§ Task description
Reproduce the material in full, exactly as written.

start Data extract

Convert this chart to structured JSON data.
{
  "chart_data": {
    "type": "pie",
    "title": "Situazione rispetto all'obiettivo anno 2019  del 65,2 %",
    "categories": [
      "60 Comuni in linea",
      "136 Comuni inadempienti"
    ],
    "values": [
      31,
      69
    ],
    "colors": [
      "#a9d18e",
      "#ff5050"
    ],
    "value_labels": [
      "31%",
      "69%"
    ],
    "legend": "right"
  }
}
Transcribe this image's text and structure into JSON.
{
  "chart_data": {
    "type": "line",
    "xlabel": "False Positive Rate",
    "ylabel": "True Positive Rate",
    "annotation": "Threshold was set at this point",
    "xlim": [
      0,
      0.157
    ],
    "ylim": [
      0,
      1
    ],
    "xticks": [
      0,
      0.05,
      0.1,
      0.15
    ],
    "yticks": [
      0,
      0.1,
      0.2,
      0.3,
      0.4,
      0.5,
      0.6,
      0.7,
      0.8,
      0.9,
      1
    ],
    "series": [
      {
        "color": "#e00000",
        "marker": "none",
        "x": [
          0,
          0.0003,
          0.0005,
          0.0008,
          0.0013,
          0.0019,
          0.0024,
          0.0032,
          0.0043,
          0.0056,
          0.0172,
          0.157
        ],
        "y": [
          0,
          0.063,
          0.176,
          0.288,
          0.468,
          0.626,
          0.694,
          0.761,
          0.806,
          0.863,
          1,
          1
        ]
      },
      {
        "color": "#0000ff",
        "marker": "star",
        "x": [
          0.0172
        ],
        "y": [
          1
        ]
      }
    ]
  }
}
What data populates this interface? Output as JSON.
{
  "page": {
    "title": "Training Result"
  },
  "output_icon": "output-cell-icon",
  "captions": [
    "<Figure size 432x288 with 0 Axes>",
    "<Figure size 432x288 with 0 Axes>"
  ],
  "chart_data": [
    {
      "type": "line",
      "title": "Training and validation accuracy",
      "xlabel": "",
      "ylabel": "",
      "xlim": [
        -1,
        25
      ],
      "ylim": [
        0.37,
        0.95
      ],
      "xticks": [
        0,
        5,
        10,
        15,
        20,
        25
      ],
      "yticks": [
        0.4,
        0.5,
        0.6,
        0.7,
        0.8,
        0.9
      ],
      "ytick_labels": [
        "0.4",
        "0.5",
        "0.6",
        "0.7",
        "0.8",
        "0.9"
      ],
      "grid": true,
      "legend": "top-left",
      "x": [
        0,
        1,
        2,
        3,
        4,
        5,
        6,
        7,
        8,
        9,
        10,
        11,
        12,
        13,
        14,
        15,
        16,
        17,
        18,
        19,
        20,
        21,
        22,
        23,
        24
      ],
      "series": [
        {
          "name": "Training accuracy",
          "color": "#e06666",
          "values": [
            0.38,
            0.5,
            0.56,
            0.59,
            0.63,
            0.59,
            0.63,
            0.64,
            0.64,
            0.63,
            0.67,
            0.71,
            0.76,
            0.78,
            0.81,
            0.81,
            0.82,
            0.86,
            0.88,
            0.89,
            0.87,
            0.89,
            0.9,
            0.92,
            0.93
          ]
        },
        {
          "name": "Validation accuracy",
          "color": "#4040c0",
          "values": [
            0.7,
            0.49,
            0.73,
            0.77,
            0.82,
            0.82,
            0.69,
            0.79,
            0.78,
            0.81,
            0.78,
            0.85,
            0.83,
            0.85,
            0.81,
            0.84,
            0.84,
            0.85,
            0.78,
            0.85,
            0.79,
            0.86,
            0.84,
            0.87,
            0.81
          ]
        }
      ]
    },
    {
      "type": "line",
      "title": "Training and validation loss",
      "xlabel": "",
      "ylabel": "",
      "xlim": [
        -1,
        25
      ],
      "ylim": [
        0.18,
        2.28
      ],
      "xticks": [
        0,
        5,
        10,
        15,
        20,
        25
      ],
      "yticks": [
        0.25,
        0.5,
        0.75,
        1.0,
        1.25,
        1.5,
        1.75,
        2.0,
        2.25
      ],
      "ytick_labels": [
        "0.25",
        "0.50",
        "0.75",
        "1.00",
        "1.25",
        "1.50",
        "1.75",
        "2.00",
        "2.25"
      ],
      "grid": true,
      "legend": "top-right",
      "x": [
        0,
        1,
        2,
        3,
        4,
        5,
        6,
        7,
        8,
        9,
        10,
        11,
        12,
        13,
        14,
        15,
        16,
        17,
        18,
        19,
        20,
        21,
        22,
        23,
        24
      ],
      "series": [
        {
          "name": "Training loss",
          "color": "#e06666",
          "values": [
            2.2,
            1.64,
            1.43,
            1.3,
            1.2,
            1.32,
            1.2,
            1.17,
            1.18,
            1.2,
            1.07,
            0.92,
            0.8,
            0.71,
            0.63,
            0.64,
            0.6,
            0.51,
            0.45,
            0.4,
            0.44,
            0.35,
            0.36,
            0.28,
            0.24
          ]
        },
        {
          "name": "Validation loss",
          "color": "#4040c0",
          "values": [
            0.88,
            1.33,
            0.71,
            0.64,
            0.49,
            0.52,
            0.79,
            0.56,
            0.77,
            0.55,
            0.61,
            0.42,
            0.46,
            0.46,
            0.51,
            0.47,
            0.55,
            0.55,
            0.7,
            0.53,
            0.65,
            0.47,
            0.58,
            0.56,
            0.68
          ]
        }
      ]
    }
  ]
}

end Data extract

§ Answer to this exercise
Convert this chart to structured JSON data.
{
  "chart_data": {
    "type": "pie",
    "title": "Situazione rispetto all'obiettivo anno 2019  del 65,2 %",
    "categories": [
      "60 Comuni in linea",
      "136 Comuni inadempienti"
    ],
    "values": [
      31,
      69
    ],
    "colors": [
      "#a9d18e",
      "#ff5050"
    ],
    "value_labels": [
      "31%",
      "69%"
    ],
    "legend": "right"
  }
}
Transcribe this image's text and structure into JSON.
{
  "chart_data": {
    "type": "line",
    "xlabel": "False Positive Rate",
    "ylabel": "True Positive Rate",
    "annotation": "Threshold was set at this point",
    "xlim": [
      0,
      0.157
    ],
    "ylim": [
      0,
      1
    ],
    "xticks": [
      0,
      0.05,
      0.1,
      0.15
    ],
    "yticks": [
      0,
      0.1,
      0.2,
      0.3,
      0.4,
      0.5,
      0.6,
      0.7,
      0.8,
      0.9,
      1
    ],
    "series": [
      {
        "color": "#e00000",
        "marker": "none",
        "x": [
          0,
          0.0003,
          0.0005,
          0.0008,
          0.0013,
          0.0019,
          0.0024,
          0.0032,
          0.0043,
          0.0056,
          0.0172,
          0.157
        ],
        "y": [
          0,
          0.063,
          0.176,
          0.288,
          0.468,
          0.626,
          0.694,
          0.761,
          0.806,
          0.863,
          1,
          1
        ]
      },
      {
        "color": "#0000ff",
        "marker": "star",
        "x": [
          0.0172
        ],
        "y": [
          1
        ]
      }
    ]
  }
}
What data populates this interface? Output as JSON.
{
  "page": {
    "title": "Training Result"
  },
  "output_icon": "output-cell-icon",
  "captions": [
    "<Figure size 432x288 with 0 Axes>",
    "<Figure size 432x288 with 0 Axes>"
  ],
  "chart_data": [
    {
      "type": "line",
      "title": "Training and validation accuracy",
      "xlabel": "",
      "ylabel": "",
      "xlim": [
        -1,
        25
      ],
      "ylim": [
        0.37,
        0.95
      ],
      "xticks": [
        0,
        5,
        10,
        15,
        20,
        25
      ],
      "yticks": [
        0.4,
        0.5,
        0.6,
        0.7,
        0.8,
        0.9
      ],
      "ytick_labels": [
        "0.4",
        "0.5",
        "0.6",
        "0.7",
        "0.8",
        "0.9"
      ],
      "grid": true,
      "legend": "top-left",
      "x": [
        0,
        1,
        2,
        3,
        4,
        5,
        6,
        7,
        8,
        9,
        10,
        11,
        12,
        13,
        14,
        15,
        16,
        17,
        18,
        19,
        20,
        21,
        22,
        23,
        24
      ],
      "series": [
        {
          "name": "Training accuracy",
          "color": "#e06666",
          "values": [
            0.38,
            0.5,
            0.56,
            0.59,
            0.63,
            0.59,
            0.63,
            0.64,
            0.64,
            0.63,
            0.67,
            0.71,
            0.76,
            0.78,
            0.81,
            0.81,
            0.82,
            0.86,
            0.88,
            0.89,
            0.87,
            0.89,
            0.9,
            0.92,
            0.93
          ]
        },
        {
          "name": "Validation accuracy",
          "color": "#4040c0",
          "values": [
            0.7,
            0.49,
            0.73,
            0.77,
            0.82,
            0.82,
            0.69,
            0.79,
            0.78,
            0.81,
            0.78,
            0.85,
            0.83,
            0.85,
            0.81,
            0.84,
            0.84,
            0.85,
            0.78,
            0.85,
            0.79,
            0.86,
            0.84,
            0.87,
            0.81
          ]
        }
      ]
    },
    {
      "type": "line",
      "title": "Training and validation loss",
      "xlabel": "",
      "ylabel": "",
      "xlim": [
        -1,
        25
      ],
      "ylim": [
        0.18,
        2.28
      ],
      "xticks": [
        0,
        5,
        10,
        15,
        20,
        25
      ],
      "yticks": [
        0.25,
        0.5,
        0.75,
        1.0,
        1.25,
        1.5,
        1.75,
        2.0,
        2.25
      ],
      "ytick_labels": [
        "0.25",
        "0.50",
        "0.75",
        "1.00",
        "1.25",
        "1.50",
        "1.75",
        "2.00",
        "2.25"
      ],
      "grid": true,
      "legend": "top-right",
      "x": [
        0,
        1,
        2,
        3,
        4,
        5,
        6,
        7,
        8,
        9,
        10,
        11,
        12,
        13,
        14,
        15,
        16,
        17,
        18,
        19,
        20,
        21,
        22,
        23,
        24
      ],
      "series": [
        {
          "name": "Training loss",
          "color": "#e06666",
          "values": [
            2.2,
            1.64,
            1.43,
            1.3,
            1.2,
            1.32,
            1.2,
            1.17,
            1.18,
            1.2,
            1.07,
            0.92,
            0.8,
            0.71,
            0.63,
            0.64,
            0.6,
            0.51,
            0.45,
            0.4,
            0.44,
            0.35,
            0.36,
            0.28,
            0.24
          ]
        },
        {
          "name": "Validation loss",
          "color": "#4040c0",
          "values": [
            0.88,
            1.33,
            0.71,
            0.64,
            0.49,
            0.52,
            0.79,
            0.56,
            0.77,
            0.55,
            0.61,
            0.42,
            0.46,
            0.46,
            0.51,
            0.47,
            0.55,
            0.55,
            0.7,
            0.53,
            0.65,
            0.47,
            0.58,
            0.56,
            0.68
          ]
        }
      ]
    }
  ]
}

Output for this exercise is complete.